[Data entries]
## start
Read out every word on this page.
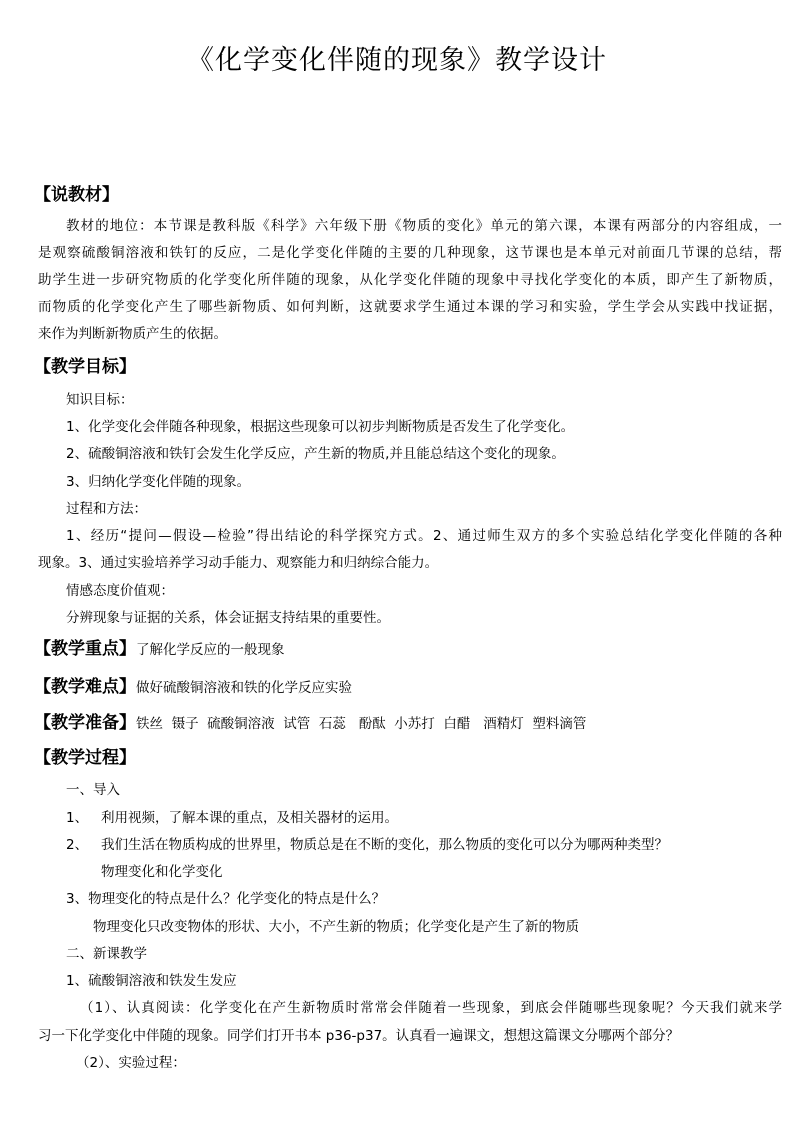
《化学变化伴随的现象》教学设计
【说教材】
教材的地位：本节课是教科版《科学》六年级下册《物质的变化》单元的第六课，本课有两部分的内容组成，一
是观察硫酸铜溶液和铁钉的反应，二是化学变化伴随的主要的几种现象，这节课也是本单元对前面几节课的总结，帮
助学生进一步研究物质的化学变化所伴随的现象，从化学变化伴随的现象中寻找化学变化的本质，即产生了新物质，
而物质的化学变化产生了哪些新物质、如何判断，这就要求学生通过本课的学习和实验，学生学会从实践中找证据，
来作为判断新物质产生的依据。
【教学目标】
知识目标：
1、化学变化会伴随各种现象，根据这些现象可以初步判断物质是否发生了化学变化。
2、硫酸铜溶液和铁钉会发生化学反应，产生新的物质,并且能总结这个变化的现象。
3、归纳化学变化伴随的现象。
过程和方法：
1、经历“提问—假设—检验”得出结论的科学探究方式。2、通过师生双方的多个实验总结化学变化伴随的各种
现象。3、通过实验培养学习动手能力、观察能力和归纳综合能力。
情感态度价值观：
分辨现象与证据的关系，体会证据支持结果的重要性。
【教学重点】了解化学反应的一般现象
【教学难点】做好硫酸铜溶液和铁的化学反应实验
【教学准备】铁丝  镊子  硫酸铜溶液  试管  石蕊   酚酞  小苏打  白醋   酒精灯  塑料滴管
【教学过程】
一、导入
1、   利用视频，了解本课的重点，及相关器材的运用。
2、   我们生活在物质构成的世界里，物质总是在不断的变化，那么物质的变化可以分为哪两种类型？
物理变化和化学变化
3、物理变化的特点是什么？化学变化的特点是什么？
物理变化只改变物体的形状、大小，不产生新的物质；化学变化是产生了新的物质
二、新课教学
1、硫酸铜溶液和铁发生发应
（1）、认真阅读：化学变化在产生新物质时常常会伴随着一些现象，到底会伴随哪些现象呢？今天我们就来学
习一下化学变化中伴随的现象。同学们打开书本 p36-p37。认真看一遍课文，想想这篇课文分哪两个部分？
（2）、实验过程：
## end
__INSTRUCTIONS TO FOLLOW__.
Copy each line of the records precisely and drop any images they hold.

__FULL SOLUTION__.
Read out every word on this page.
《化学变化伴随的现象》教学设计
【说教材】
教材的地位：本节课是教科版《科学》六年级下册《物质的变化》单元的第六课，本课有两部分的内容组成，一
是观察硫酸铜溶液和铁钉的反应，二是化学变化伴随的主要的几种现象，这节课也是本单元对前面几节课的总结，帮
助学生进一步研究物质的化学变化所伴随的现象，从化学变化伴随的现象中寻找化学变化的本质，即产生了新物质，
而物质的化学变化产生了哪些新物质、如何判断，这就要求学生通过本课的学习和实验，学生学会从实践中找证据，
来作为判断新物质产生的依据。
【教学目标】
知识目标：
1、化学变化会伴随各种现象，根据这些现象可以初步判断物质是否发生了化学变化。
2、硫酸铜溶液和铁钉会发生化学反应，产生新的物质,并且能总结这个变化的现象。
3、归纳化学变化伴随的现象。
过程和方法：
1、经历“提问—假设—检验”得出结论的科学探究方式。2、通过师生双方的多个实验总结化学变化伴随的各种
现象。3、通过实验培养学习动手能力、观察能力和归纳综合能力。
情感态度价值观：
分辨现象与证据的关系，体会证据支持结果的重要性。
【教学重点】了解化学反应的一般现象
【教学难点】做好硫酸铜溶液和铁的化学反应实验
【教学准备】铁丝  镊子  硫酸铜溶液  试管  石蕊   酚酞  小苏打  白醋   酒精灯  塑料滴管
【教学过程】
一、导入
1、   利用视频，了解本课的重点，及相关器材的运用。
2、   我们生活在物质构成的世界里，物质总是在不断的变化，那么物质的变化可以分为哪两种类型？
物理变化和化学变化
3、物理变化的特点是什么？化学变化的特点是什么？
物理变化只改变物体的形状、大小，不产生新的物质；化学变化是产生了新的物质
二、新课教学
1、硫酸铜溶液和铁发生发应
（1）、认真阅读：化学变化在产生新物质时常常会伴随着一些现象，到底会伴随哪些现象呢？今天我们就来学
习一下化学变化中伴随的现象。同学们打开书本 p36-p37。认真看一遍课文，想想这篇课文分哪两个部分？
（2）、实验过程：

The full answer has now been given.